▶ **Records for this task**

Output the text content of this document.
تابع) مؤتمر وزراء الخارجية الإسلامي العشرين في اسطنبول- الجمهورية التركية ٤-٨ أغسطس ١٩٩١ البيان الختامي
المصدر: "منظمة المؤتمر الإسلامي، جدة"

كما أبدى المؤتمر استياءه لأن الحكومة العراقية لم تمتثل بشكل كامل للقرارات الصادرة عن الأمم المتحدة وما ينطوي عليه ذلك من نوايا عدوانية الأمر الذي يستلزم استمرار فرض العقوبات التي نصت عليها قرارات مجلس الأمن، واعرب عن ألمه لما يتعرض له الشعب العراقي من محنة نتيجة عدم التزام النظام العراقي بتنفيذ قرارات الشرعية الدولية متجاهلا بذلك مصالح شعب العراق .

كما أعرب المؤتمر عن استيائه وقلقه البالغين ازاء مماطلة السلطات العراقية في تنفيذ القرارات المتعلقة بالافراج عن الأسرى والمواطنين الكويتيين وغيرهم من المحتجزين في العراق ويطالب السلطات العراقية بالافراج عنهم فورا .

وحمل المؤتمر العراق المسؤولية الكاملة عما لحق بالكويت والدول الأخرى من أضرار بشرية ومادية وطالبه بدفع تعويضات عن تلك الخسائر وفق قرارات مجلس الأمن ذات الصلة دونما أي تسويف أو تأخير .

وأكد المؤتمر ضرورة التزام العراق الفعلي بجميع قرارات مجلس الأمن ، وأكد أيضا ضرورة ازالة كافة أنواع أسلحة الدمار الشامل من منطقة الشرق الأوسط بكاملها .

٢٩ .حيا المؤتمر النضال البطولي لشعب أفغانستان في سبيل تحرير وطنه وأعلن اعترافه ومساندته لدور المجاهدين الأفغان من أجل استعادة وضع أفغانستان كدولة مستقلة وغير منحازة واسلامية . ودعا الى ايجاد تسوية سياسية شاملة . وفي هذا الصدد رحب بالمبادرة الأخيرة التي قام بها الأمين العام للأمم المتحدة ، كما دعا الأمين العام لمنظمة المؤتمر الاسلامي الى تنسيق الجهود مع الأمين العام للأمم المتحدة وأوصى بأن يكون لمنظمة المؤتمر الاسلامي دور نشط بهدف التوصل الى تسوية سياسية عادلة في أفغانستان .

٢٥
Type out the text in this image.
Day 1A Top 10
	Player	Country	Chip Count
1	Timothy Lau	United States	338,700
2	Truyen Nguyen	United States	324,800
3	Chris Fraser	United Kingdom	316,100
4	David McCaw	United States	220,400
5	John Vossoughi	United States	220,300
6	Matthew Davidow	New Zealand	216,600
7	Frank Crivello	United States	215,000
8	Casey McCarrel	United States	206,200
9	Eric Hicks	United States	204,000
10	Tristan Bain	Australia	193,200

▶ **Problem to work on**
Send back every record, precisely as written.

▶ **Final result**
Output the text content of this document.
تابع) مؤتمر وزراء الخارجية الإسلامي العشرين في اسطنبول- الجمهورية التركية ٤-٨ أغسطس ١٩٩١ البيان الختامي
المصدر: "منظمة المؤتمر الإسلامي، جدة"

كما أبدى المؤتمر استياءه لأن الحكومة العراقية لم تمتثل بشكل كامل للقرارات الصادرة عن الأمم المتحدة وما ينطوي عليه ذلك من نوايا عدوانية الأمر الذي يستلزم استمرار فرض العقوبات التي نصت عليها قرارات مجلس الأمن، واعرب عن ألمه لما يتعرض له الشعب العراقي من محنة نتيجة عدم التزام النظام العراقي بتنفيذ قرارات الشرعية الدولية متجاهلا بذلك مصالح شعب العراق .

كما أعرب المؤتمر عن استيائه وقلقه البالغين ازاء مماطلة السلطات العراقية في تنفيذ القرارات المتعلقة بالافراج عن الأسرى والمواطنين الكويتيين وغيرهم من المحتجزين في العراق ويطالب السلطات العراقية بالافراج عنهم فورا .

وحمل المؤتمر العراق المسؤولية الكاملة عما لحق بالكويت والدول الأخرى من أضرار بشرية ومادية وطالبه بدفع تعويضات عن تلك الخسائر وفق قرارات مجلس الأمن ذات الصلة دونما أي تسويف أو تأخير .

وأكد المؤتمر ضرورة التزام العراق الفعلي بجميع قرارات مجلس الأمن ، وأكد أيضا ضرورة ازالة كافة أنواع أسلحة الدمار الشامل من منطقة الشرق الأوسط بكاملها .

٢٩ .حيا المؤتمر النضال البطولي لشعب أفغانستان في سبيل تحرير وطنه وأعلن اعترافه ومساندته لدور المجاهدين الأفغان من أجل استعادة وضع أفغانستان كدولة مستقلة وغير منحازة واسلامية . ودعا الى ايجاد تسوية سياسية شاملة . وفي هذا الصدد رحب بالمبادرة الأخيرة التي قام بها الأمين العام للأمم المتحدة ، كما دعا الأمين العام لمنظمة المؤتمر الاسلامي الى تنسيق الجهود مع الأمين العام للأمم المتحدة وأوصى بأن يكون لمنظمة المؤتمر الاسلامي دور نشط بهدف التوصل الى تسوية سياسية عادلة في أفغانستان .

٢٥
Type out the text in this image.
Day 1A Top 10
	Player	Country	Chip Count
1	Timothy Lau	United States	338,700
2	Truyen Nguyen	United States	324,800
3	Chris Fraser	United Kingdom	316,100
4	David McCaw	United States	220,400
5	John Vossoughi	United States	220,300
6	Matthew Davidow	New Zealand	216,600
7	Frank Crivello	United States	215,000
8	Casey McCarrel	United States	206,200
9	Eric Hicks	United States	204,000
10	Tristan Bain	Australia	193,200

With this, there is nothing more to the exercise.